PROBLEM:
Exactly as written, set down each line of the data below except its pictures.

Document text records:
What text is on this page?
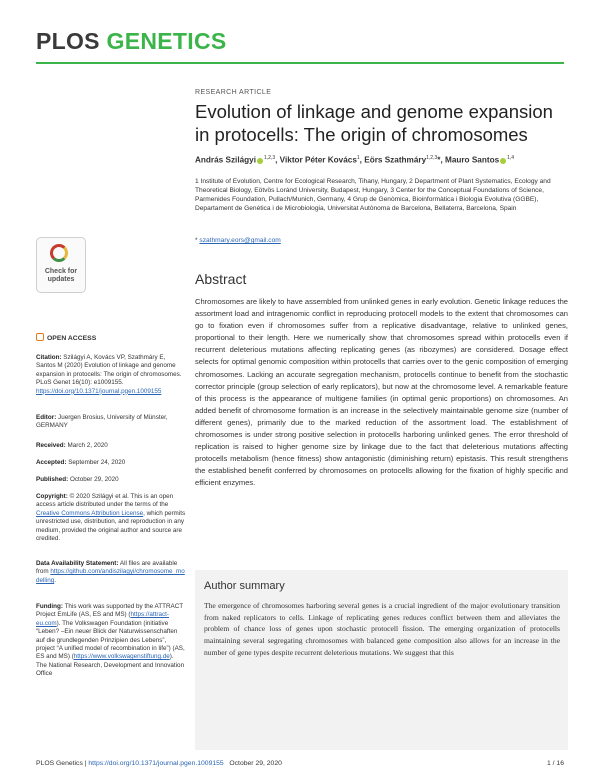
PLOS GENETICS
Check for updates
OPEN ACCESS
Citation: Szilágyi A, Kovács VP, Szathmáry E, Santos M (2020) Evolution of linkage and genome expansion in protocells: The origin of chromosomes. PLoS Genet 16(10): e1009155. https://doi.org/10.1371/journal.pgen.1009155
Editor: Juergen Brosius, University of Münster, GERMANY
Received: March 2, 2020
Accepted: September 24, 2020
Published: October 29, 2020
Copyright: © 2020 Szilágyi et al. This is an open access article distributed under the terms of the Creative Commons Attribution License, which permits unrestricted use, distribution, and reproduction in any medium, provided the original author and source are credited.
Data Availability Statement: All files are available from https://github.com/andiszilagyi/chromosome_modelling.
Funding: This work was supported by the ATTRACT Project EmLife (AS, ES and MS) (https://attract-eu.com). The Volkswagen Foundation (initiative “Leben? –Ein neuer Blick der Naturwissenschaften auf die grundlegenden Prinzipien des Lebens”, project “A unified model of recombination in life”) (AS, ES and MS) (https://www.volkswagenstiftung.de). The National Research, Development and Innovation Office
RESEARCH ARTICLE
Evolution of linkage and genome expansion in protocells: The origin of chromosomes
András Szilágyi $^{1,2,3}$, Viktor Péter Kovács$^1$, Eörs Szathmáry$^{1,2,3}$*, Mauro Santos $^{1,4}$
1 Institute of Evolution, Centre for Ecological Research, Tihany, Hungary, 2 Department of Plant Systematics, Ecology and Theoretical Biology, Eötvös Loránd University, Budapest, Hungary, 3 Center for the Conceptual Foundations of Science, Parmenides Foundation, Pullach/Munich, Germany, 4 Grup de Genòmica, Bioinformàtica i Biologia Evolutiva (GGBE), Departament de Genètica i de Microbiologia, Universitat Autònoma de Barcelona, Bellaterra, Barcelona, Spain
* szathmary.eors@gmail.com
Abstract

Chromosomes are likely to have assembled from unlinked genes in early evolution. Genetic linkage reduces the assortment load and intragenomic conflict in reproducing protocell models to the extent that chromosomes can go to fixation even if chromosomes suffer from a replicative disadvantage, relative to unlinked genes, proportional to their length. Here we numerically show that chromosomes spread within protocells even if recurrent deleterious mutations affecting replicating genes (as ribozymes) are considered. Dosage effect selects for optimal genomic composition within protocells that carries over to the genic composition of emerging chromosomes. Lacking an accurate segregation mechanism, protocells continue to benefit from the stochastic corrector principle (group selection of early replicators), but now at the chromosome level. A remarkable feature of this process is the appearance of multigene families (in optimal genic proportions) on chromosomes. An added benefit of chromosome formation is an increase in the selectively maintainable genome size (number of different genes), primarily due to the marked reduction of the assortment load. The establishment of chromosomes is under strong positive selection in protocells harboring unlinked genes. The error threshold of replication is raised to higher genome size by linkage due to the fact that deleterious mutations affecting protocells metabolism (hence fitness) show antagonistic (diminishing return) epistasis. This result strengthens the established benefit conferred by chromosomes on protocells allowing for the fixation of highly specific and efficient enzymes.

Author summary

The emergence of chromosomes harboring several genes is a crucial ingredient of the major evolutionary transition from naked replicators to cells. Linkage of replicating genes reduces conflict between them and alleviates the problem of chance loss of genes upon stochastic protocell fission. The emerging organization of protocells maintaining several segregating chromosomes with balanced gene composition also allows for an increase in the number of gene types despite recurrent deleterious mutations. We suggest that this

PLOS Genetics | https://doi.org/10.1371/journal.pgen.1009155 October 29, 2020	1 / 16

RESULT OF THIS TASK:
What text is on this page?
PLOS GENETICS
Check for updates
OPEN ACCESS
Citation: Szilágyi A, Kovács VP, Szathmáry E, Santos M (2020) Evolution of linkage and genome expansion in protocells: The origin of chromosomes. PLoS Genet 16(10): e1009155. https://doi.org/10.1371/journal.pgen.1009155
Editor: Juergen Brosius, University of Münster, GERMANY
Received: March 2, 2020
Accepted: September 24, 2020
Published: October 29, 2020
Copyright: © 2020 Szilágyi et al. This is an open access article distributed under the terms of the Creative Commons Attribution License, which permits unrestricted use, distribution, and reproduction in any medium, provided the original author and source are credited.
Data Availability Statement: All files are available from https://github.com/andiszilagyi/chromosome_modelling.
Funding: This work was supported by the ATTRACT Project EmLife (AS, ES and MS) (https://attract-eu.com). The Volkswagen Foundation (initiative “Leben? –Ein neuer Blick der Naturwissenschaften auf die grundlegenden Prinzipien des Lebens”, project “A unified model of recombination in life”) (AS, ES and MS) (https://www.volkswagenstiftung.de). The National Research, Development and Innovation Office
RESEARCH ARTICLE
Evolution of linkage and genome expansion in protocells: The origin of chromosomes
András Szilágyi $^{1,2,3}$, Viktor Péter Kovács$^1$, Eörs Szathmáry$^{1,2,3}$*, Mauro Santos $^{1,4}$
1 Institute of Evolution, Centre for Ecological Research, Tihany, Hungary, 2 Department of Plant Systematics, Ecology and Theoretical Biology, Eötvös Loránd University, Budapest, Hungary, 3 Center for the Conceptual Foundations of Science, Parmenides Foundation, Pullach/Munich, Germany, 4 Grup de Genòmica, Bioinformàtica i Biologia Evolutiva (GGBE), Departament de Genètica i de Microbiologia, Universitat Autònoma de Barcelona, Bellaterra, Barcelona, Spain
* szathmary.eors@gmail.com
Abstract

Chromosomes are likely to have assembled from unlinked genes in early evolution. Genetic linkage reduces the assortment load and intragenomic conflict in reproducing protocell models to the extent that chromosomes can go to fixation even if chromosomes suffer from a replicative disadvantage, relative to unlinked genes, proportional to their length. Here we numerically show that chromosomes spread within protocells even if recurrent deleterious mutations affecting replicating genes (as ribozymes) are considered. Dosage effect selects for optimal genomic composition within protocells that carries over to the genic composition of emerging chromosomes. Lacking an accurate segregation mechanism, protocells continue to benefit from the stochastic corrector principle (group selection of early replicators), but now at the chromosome level. A remarkable feature of this process is the appearance of multigene families (in optimal genic proportions) on chromosomes. An added benefit of chromosome formation is an increase in the selectively maintainable genome size (number of different genes), primarily due to the marked reduction of the assortment load. The establishment of chromosomes is under strong positive selection in protocells harboring unlinked genes. The error threshold of replication is raised to higher genome size by linkage due to the fact that deleterious mutations affecting protocells metabolism (hence fitness) show antagonistic (diminishing return) epistasis. This result strengthens the established benefit conferred by chromosomes on protocells allowing for the fixation of highly specific and efficient enzymes.

Author summary

The emergence of chromosomes harboring several genes is a crucial ingredient of the major evolutionary transition from naked replicators to cells. Linkage of replicating genes reduces conflict between them and alleviates the problem of chance loss of genes upon stochastic protocell fission. The emerging organization of protocells maintaining several segregating chromosomes with balanced gene composition also allows for an increase in the number of gene types despite recurrent deleterious mutations. We suggest that this

PLOS Genetics | https://doi.org/10.1371/journal.pgen.1009155 October 29, 2020	1 / 16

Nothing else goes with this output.